Stored entries
○ ○ ○ ○ ○

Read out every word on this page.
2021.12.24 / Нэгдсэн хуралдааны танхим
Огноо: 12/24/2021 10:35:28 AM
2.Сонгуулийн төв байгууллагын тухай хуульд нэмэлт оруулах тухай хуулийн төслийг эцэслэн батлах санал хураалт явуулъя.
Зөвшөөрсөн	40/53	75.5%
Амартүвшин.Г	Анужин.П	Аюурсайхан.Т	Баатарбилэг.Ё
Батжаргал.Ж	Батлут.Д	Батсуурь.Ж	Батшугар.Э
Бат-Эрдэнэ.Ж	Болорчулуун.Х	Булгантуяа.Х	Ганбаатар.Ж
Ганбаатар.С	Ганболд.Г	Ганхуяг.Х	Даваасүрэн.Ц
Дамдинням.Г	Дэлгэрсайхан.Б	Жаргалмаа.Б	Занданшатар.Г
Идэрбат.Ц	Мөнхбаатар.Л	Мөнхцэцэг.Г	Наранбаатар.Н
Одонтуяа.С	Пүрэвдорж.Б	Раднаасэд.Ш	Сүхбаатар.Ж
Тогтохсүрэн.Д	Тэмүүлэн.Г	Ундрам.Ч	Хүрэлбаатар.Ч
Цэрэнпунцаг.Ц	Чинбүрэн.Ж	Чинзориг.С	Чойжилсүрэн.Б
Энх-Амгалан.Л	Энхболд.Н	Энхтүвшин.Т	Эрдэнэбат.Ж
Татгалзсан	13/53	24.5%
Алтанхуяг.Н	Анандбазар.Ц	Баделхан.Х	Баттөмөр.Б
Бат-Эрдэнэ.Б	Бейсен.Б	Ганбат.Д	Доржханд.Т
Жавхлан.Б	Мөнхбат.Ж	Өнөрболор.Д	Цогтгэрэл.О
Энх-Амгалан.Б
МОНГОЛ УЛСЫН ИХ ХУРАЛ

○ ○ ○ ○ ○

**CHALLENGE**
Above are the records; copy all of them exactly.

**ANSWER**
Read out every word on this page.
2021.12.24 / Нэгдсэн хуралдааны танхим
Огноо: 12/24/2021 10:35:28 AM
2.Сонгуулийн төв байгууллагын тухай хуульд нэмэлт оруулах тухай хуулийн төслийг эцэслэн батлах санал хураалт явуулъя.
Зөвшөөрсөн	40/53	75.5%
Амартүвшин.Г	Анужин.П	Аюурсайхан.Т	Баатарбилэг.Ё
Батжаргал.Ж	Батлут.Д	Батсуурь.Ж	Батшугар.Э
Бат-Эрдэнэ.Ж	Болорчулуун.Х	Булгантуяа.Х	Ганбаатар.Ж
Ганбаатар.С	Ганболд.Г	Ганхуяг.Х	Даваасүрэн.Ц
Дамдинням.Г	Дэлгэрсайхан.Б	Жаргалмаа.Б	Занданшатар.Г
Идэрбат.Ц	Мөнхбаатар.Л	Мөнхцэцэг.Г	Наранбаатар.Н
Одонтуяа.С	Пүрэвдорж.Б	Раднаасэд.Ш	Сүхбаатар.Ж
Тогтохсүрэн.Д	Тэмүүлэн.Г	Ундрам.Ч	Хүрэлбаатар.Ч
Цэрэнпунцаг.Ц	Чинбүрэн.Ж	Чинзориг.С	Чойжилсүрэн.Б
Энх-Амгалан.Л	Энхболд.Н	Энхтүвшин.Т	Эрдэнэбат.Ж
Татгалзсан	13/53	24.5%
Алтанхуяг.Н	Анандбазар.Ц	Баделхан.Х	Баттөмөр.Б
Бат-Эрдэнэ.Б	Бейсен.Б	Ганбат.Д	Доржханд.Т
Жавхлан.Б	Мөнхбат.Ж	Өнөрболор.Д	Цогтгэрэл.О
Энх-Амгалан.Б
МОНГОЛ УЛСЫН ИХ ХУРАЛ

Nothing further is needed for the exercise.